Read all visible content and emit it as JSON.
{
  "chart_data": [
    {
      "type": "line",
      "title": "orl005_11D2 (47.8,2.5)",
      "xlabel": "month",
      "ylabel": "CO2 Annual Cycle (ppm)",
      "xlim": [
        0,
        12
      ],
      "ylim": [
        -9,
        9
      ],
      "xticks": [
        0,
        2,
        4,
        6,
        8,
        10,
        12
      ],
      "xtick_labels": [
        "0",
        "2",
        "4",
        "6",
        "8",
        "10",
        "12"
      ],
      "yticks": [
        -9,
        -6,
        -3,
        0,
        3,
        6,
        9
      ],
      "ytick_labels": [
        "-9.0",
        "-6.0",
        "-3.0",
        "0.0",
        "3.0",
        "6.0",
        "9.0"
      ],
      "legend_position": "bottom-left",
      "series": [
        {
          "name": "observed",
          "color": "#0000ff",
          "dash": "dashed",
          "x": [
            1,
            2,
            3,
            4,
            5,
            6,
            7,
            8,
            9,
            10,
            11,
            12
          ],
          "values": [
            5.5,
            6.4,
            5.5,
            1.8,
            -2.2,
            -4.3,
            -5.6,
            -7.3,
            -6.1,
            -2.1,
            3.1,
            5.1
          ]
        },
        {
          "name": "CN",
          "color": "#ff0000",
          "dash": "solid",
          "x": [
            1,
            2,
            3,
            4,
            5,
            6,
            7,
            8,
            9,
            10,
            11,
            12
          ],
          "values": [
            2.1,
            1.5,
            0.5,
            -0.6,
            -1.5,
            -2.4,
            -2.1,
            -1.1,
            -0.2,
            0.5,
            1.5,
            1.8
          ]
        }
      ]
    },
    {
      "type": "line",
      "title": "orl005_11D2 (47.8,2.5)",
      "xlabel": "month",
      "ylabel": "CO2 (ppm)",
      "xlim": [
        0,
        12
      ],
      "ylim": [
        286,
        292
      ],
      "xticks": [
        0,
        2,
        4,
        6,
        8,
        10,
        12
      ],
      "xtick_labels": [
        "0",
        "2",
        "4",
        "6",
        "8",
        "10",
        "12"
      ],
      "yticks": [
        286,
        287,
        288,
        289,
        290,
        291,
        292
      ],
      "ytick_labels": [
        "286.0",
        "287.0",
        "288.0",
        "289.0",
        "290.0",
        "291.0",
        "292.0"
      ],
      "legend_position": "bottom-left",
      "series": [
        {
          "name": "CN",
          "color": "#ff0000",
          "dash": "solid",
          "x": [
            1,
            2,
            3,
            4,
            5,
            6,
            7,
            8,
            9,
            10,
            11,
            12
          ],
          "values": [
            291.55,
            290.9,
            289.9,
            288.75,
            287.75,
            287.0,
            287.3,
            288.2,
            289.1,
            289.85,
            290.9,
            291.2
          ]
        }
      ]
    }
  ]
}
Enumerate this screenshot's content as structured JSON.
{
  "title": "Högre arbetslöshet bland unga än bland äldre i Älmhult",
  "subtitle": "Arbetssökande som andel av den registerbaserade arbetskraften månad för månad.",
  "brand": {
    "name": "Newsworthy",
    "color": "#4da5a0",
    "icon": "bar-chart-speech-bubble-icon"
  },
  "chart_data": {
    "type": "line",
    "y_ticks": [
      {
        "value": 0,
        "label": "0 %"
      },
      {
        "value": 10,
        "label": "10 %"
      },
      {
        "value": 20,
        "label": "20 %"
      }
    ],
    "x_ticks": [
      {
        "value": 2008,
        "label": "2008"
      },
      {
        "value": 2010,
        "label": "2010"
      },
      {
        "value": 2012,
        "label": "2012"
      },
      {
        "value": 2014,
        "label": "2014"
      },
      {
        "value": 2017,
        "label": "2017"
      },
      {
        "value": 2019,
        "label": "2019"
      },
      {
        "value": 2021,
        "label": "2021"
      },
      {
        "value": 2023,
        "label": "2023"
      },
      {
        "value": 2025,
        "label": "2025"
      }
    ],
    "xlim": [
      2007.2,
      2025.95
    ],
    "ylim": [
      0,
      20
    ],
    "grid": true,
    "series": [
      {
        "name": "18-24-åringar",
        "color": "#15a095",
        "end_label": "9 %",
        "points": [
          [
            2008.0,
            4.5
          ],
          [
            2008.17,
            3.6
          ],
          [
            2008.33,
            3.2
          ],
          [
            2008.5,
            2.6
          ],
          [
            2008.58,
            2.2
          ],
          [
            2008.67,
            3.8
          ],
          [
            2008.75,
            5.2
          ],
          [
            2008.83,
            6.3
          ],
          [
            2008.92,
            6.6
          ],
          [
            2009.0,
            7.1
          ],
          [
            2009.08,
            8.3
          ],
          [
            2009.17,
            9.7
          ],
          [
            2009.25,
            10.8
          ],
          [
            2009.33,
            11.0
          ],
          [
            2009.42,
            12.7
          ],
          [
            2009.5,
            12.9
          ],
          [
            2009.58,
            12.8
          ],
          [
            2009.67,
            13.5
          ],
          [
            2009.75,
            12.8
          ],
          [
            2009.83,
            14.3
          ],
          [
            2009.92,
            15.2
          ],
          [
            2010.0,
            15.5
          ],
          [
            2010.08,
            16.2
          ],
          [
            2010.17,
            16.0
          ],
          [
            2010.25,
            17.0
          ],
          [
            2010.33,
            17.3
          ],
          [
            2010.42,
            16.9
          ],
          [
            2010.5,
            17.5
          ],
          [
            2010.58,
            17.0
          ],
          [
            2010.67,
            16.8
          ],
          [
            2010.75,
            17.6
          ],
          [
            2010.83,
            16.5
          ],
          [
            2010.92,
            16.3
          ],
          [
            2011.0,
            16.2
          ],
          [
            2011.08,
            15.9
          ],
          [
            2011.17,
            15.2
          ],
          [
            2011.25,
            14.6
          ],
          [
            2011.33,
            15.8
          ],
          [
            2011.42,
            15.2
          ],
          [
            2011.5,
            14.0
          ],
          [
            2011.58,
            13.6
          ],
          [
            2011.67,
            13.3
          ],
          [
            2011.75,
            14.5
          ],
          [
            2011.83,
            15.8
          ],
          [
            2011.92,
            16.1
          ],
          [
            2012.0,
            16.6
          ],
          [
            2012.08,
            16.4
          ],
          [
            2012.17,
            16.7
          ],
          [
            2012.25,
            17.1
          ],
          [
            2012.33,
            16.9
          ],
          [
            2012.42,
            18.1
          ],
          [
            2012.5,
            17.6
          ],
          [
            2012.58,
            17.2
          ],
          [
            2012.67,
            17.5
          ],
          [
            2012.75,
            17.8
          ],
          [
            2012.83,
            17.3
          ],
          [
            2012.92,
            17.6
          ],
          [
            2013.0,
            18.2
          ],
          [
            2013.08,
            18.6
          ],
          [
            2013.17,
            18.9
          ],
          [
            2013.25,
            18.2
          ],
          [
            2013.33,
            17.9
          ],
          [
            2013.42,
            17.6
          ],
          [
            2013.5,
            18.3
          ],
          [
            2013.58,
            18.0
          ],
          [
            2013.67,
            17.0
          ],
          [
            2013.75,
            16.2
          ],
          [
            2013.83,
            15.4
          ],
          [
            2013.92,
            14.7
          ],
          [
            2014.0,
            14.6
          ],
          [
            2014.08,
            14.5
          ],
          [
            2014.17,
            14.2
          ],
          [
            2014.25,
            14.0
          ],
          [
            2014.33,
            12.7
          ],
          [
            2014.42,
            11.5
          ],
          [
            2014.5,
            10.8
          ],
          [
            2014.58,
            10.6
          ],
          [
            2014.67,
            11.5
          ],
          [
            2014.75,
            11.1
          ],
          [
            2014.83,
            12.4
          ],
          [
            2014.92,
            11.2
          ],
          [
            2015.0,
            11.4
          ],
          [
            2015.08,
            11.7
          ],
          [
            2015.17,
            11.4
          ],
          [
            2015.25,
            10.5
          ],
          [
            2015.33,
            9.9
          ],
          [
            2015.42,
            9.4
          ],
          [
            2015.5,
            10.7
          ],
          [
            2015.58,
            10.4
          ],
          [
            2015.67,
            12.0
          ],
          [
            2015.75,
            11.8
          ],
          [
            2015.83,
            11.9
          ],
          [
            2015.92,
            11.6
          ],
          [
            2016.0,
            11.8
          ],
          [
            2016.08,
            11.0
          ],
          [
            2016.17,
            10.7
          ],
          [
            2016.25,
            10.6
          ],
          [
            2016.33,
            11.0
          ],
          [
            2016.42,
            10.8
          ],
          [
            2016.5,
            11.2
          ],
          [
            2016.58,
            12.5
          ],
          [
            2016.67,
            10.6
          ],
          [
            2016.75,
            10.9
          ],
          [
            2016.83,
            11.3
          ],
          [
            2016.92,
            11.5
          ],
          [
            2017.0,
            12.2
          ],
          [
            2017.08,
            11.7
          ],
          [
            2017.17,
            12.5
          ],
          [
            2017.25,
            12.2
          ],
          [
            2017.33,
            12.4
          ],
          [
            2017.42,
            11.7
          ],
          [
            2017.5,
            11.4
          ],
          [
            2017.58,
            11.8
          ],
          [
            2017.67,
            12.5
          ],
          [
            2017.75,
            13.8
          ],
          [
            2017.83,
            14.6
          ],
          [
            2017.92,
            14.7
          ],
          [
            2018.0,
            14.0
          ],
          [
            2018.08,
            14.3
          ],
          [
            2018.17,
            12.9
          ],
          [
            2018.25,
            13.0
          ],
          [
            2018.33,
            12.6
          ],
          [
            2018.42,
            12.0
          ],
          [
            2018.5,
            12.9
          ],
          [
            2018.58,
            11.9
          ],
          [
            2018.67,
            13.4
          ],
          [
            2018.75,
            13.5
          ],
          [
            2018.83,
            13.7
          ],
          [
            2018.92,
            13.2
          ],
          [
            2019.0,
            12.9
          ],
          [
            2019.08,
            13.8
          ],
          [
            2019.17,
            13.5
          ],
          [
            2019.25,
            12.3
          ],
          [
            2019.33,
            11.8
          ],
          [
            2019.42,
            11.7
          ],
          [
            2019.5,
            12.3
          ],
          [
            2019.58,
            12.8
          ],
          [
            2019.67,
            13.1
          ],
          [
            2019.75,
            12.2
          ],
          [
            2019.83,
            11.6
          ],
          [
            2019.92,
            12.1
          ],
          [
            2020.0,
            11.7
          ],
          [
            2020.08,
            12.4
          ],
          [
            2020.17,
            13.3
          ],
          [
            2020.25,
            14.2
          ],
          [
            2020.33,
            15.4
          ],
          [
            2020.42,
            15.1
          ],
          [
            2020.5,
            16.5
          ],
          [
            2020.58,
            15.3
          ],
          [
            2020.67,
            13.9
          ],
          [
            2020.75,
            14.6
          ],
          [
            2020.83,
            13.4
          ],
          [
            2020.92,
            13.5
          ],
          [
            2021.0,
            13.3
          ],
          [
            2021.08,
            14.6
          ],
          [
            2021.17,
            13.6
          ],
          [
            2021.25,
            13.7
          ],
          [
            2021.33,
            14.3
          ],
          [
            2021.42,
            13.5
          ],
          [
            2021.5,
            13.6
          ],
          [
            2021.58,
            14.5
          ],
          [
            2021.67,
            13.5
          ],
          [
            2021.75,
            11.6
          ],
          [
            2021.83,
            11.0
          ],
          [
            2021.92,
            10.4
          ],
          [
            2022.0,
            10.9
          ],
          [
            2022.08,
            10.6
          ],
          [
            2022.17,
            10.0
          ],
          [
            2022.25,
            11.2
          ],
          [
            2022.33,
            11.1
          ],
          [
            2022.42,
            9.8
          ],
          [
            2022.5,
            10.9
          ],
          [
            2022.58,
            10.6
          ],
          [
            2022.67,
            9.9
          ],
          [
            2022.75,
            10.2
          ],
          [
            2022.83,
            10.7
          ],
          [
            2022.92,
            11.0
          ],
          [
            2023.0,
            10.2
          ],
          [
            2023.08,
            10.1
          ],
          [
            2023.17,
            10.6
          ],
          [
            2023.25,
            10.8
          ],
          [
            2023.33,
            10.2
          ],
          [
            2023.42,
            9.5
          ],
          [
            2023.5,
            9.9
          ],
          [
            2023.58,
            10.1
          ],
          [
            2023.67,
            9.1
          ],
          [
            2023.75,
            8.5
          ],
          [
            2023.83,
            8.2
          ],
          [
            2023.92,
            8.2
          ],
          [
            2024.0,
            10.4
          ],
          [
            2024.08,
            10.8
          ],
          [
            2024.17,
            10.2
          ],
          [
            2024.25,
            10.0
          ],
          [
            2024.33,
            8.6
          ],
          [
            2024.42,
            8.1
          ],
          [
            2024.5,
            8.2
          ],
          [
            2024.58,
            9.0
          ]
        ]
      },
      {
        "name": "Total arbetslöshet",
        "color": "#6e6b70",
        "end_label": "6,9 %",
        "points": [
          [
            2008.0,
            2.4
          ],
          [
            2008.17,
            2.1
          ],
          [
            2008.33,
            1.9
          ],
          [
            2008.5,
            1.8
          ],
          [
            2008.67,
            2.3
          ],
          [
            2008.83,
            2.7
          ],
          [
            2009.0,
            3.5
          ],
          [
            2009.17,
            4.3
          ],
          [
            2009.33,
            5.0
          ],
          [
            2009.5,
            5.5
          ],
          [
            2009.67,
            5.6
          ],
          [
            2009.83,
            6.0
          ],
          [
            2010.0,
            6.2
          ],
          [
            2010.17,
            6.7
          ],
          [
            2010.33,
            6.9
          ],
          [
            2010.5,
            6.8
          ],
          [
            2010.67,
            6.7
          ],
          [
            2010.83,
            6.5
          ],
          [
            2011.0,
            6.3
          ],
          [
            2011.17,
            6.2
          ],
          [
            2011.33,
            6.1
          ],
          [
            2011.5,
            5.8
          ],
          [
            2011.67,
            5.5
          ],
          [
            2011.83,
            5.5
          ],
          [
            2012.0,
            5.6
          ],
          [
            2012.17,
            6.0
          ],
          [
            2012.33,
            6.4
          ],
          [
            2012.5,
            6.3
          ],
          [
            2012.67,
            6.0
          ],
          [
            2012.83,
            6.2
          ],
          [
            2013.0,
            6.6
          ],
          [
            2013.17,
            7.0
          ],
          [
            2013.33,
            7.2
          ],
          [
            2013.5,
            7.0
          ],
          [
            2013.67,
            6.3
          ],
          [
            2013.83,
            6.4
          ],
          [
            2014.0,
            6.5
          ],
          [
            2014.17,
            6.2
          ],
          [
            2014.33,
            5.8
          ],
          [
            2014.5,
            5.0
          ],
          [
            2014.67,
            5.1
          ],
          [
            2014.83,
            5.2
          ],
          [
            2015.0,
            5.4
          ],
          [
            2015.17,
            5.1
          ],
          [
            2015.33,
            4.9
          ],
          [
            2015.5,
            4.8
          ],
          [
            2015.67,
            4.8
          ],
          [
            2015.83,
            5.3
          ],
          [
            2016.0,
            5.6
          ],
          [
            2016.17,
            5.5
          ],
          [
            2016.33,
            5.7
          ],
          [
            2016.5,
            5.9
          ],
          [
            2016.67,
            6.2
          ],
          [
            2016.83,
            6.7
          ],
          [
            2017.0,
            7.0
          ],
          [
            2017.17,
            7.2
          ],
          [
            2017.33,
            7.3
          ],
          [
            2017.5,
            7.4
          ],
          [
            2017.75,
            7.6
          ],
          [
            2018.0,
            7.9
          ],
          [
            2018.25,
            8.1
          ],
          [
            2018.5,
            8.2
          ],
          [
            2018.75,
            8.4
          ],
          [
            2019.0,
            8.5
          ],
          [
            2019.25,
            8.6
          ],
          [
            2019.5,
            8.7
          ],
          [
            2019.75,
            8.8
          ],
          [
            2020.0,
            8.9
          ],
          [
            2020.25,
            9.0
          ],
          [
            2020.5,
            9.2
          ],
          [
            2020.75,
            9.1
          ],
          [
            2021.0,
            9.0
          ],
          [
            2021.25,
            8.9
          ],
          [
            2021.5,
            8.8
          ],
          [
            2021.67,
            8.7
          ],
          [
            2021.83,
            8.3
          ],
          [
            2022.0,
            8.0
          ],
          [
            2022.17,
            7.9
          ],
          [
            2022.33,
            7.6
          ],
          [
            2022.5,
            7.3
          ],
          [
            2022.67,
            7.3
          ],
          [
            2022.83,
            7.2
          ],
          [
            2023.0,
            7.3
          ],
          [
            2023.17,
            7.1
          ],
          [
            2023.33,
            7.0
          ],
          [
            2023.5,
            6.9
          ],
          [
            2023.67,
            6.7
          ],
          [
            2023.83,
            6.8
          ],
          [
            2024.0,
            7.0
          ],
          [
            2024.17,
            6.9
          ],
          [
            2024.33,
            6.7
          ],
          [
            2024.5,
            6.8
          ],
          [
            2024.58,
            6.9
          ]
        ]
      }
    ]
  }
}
#####
- Given exercise: From the listing above, collect every line that mentions the word "color".

- Complete response:
          "color": "#0000ff",
          "color": "#ff0000",
          "color": "#ff0000",
    "color": "#4da5a0",
        "color": "#15a095",
        "color": "#6e6b70",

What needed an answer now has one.